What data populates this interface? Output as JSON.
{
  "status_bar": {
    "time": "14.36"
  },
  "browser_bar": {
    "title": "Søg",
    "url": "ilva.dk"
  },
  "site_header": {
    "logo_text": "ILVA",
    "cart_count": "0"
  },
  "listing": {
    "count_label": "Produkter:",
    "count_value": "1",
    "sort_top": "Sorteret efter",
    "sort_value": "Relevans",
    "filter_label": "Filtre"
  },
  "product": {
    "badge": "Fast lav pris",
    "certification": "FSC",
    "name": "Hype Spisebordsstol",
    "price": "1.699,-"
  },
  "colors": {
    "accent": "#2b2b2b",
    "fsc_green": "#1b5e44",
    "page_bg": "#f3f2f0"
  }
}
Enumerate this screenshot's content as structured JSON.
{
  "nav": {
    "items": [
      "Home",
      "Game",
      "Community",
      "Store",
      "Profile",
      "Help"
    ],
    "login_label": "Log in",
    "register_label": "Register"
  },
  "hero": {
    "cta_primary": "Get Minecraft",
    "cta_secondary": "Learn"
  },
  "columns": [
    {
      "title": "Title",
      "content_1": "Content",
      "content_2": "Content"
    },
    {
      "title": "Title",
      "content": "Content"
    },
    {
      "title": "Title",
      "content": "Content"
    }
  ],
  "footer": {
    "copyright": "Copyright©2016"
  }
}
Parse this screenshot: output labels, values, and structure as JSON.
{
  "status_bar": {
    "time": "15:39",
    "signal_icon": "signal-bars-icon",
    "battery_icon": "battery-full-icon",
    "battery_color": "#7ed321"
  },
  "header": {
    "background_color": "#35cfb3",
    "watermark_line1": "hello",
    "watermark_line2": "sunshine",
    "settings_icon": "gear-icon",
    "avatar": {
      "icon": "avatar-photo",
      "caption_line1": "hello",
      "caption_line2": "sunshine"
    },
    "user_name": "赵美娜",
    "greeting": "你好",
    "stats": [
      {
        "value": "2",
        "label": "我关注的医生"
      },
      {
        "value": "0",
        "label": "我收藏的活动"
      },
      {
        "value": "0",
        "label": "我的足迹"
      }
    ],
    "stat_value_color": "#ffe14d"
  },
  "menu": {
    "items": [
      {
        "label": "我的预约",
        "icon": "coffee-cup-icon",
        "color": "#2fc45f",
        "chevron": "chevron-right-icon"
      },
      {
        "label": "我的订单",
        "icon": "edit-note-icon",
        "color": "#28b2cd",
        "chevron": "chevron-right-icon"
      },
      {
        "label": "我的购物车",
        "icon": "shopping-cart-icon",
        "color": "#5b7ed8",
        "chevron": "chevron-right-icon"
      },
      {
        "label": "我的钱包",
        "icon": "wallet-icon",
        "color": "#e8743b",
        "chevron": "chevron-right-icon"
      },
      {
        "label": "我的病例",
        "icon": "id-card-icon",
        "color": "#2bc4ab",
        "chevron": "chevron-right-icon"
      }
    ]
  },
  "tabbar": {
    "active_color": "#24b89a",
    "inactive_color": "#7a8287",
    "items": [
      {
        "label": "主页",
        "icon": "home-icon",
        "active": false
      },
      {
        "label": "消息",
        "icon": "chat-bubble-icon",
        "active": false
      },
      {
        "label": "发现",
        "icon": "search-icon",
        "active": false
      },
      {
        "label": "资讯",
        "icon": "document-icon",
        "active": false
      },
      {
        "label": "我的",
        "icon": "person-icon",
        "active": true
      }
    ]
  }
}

........

**Exercise**
Recopy the whole listing exactly.

**Exercise output**
What data populates this interface? Output as JSON.
{
  "status_bar": {
    "time": "14.36"
  },
  "browser_bar": {
    "title": "Søg",
    "url": "ilva.dk"
  },
  "site_header": {
    "logo_text": "ILVA",
    "cart_count": "0"
  },
  "listing": {
    "count_label": "Produkter:",
    "count_value": "1",
    "sort_top": "Sorteret efter",
    "sort_value": "Relevans",
    "filter_label": "Filtre"
  },
  "product": {
    "badge": "Fast lav pris",
    "certification": "FSC",
    "name": "Hype Spisebordsstol",
    "price": "1.699,-"
  },
  "colors": {
    "accent": "#2b2b2b",
    "fsc_green": "#1b5e44",
    "page_bg": "#f3f2f0"
  }
}
Enumerate this screenshot's content as structured JSON.
{
  "nav": {
    "items": [
      "Home",
      "Game",
      "Community",
      "Store",
      "Profile",
      "Help"
    ],
    "login_label": "Log in",
    "register_label": "Register"
  },
  "hero": {
    "cta_primary": "Get Minecraft",
    "cta_secondary": "Learn"
  },
  "columns": [
    {
      "title": "Title",
      "content_1": "Content",
      "content_2": "Content"
    },
    {
      "title": "Title",
      "content": "Content"
    },
    {
      "title": "Title",
      "content": "Content"
    }
  ],
  "footer": {
    "copyright": "Copyright©2016"
  }
}
Parse this screenshot: output labels, values, and structure as JSON.
{
  "status_bar": {
    "time": "15:39",
    "signal_icon": "signal-bars-icon",
    "battery_icon": "battery-full-icon",
    "battery_color": "#7ed321"
  },
  "header": {
    "background_color": "#35cfb3",
    "watermark_line1": "hello",
    "watermark_line2": "sunshine",
    "settings_icon": "gear-icon",
    "avatar": {
      "icon": "avatar-photo",
      "caption_line1": "hello",
      "caption_line2": "sunshine"
    },
    "user_name": "赵美娜",
    "greeting": "你好",
    "stats": [
      {
        "value": "2",
        "label": "我关注的医生"
      },
      {
        "value": "0",
        "label": "我收藏的活动"
      },
      {
        "value": "0",
        "label": "我的足迹"
      }
    ],
    "stat_value_color": "#ffe14d"
  },
  "menu": {
    "items": [
      {
        "label": "我的预约",
        "icon": "coffee-cup-icon",
        "color": "#2fc45f",
        "chevron": "chevron-right-icon"
      },
      {
        "label": "我的订单",
        "icon": "edit-note-icon",
        "color": "#28b2cd",
        "chevron": "chevron-right-icon"
      },
      {
        "label": "我的购物车",
        "icon": "shopping-cart-icon",
        "color": "#5b7ed8",
        "chevron": "chevron-right-icon"
      },
      {
        "label": "我的钱包",
        "icon": "wallet-icon",
        "color": "#e8743b",
        "chevron": "chevron-right-icon"
      },
      {
        "label": "我的病例",
        "icon": "id-card-icon",
        "color": "#2bc4ab",
        "chevron": "chevron-right-icon"
      }
    ]
  },
  "tabbar": {
    "active_color": "#24b89a",
    "inactive_color": "#7a8287",
    "items": [
      {
        "label": "主页",
        "icon": "home-icon",
        "active": false
      },
      {
        "label": "消息",
        "icon": "chat-bubble-icon",
        "active": false
      },
      {
        "label": "发现",
        "icon": "search-icon",
        "active": false
      },
      {
        "label": "资讯",
        "icon": "document-icon",
        "active": false
      },
      {
        "label": "我的",
        "icon": "person-icon",
        "active": true
      }
    ]
  }
}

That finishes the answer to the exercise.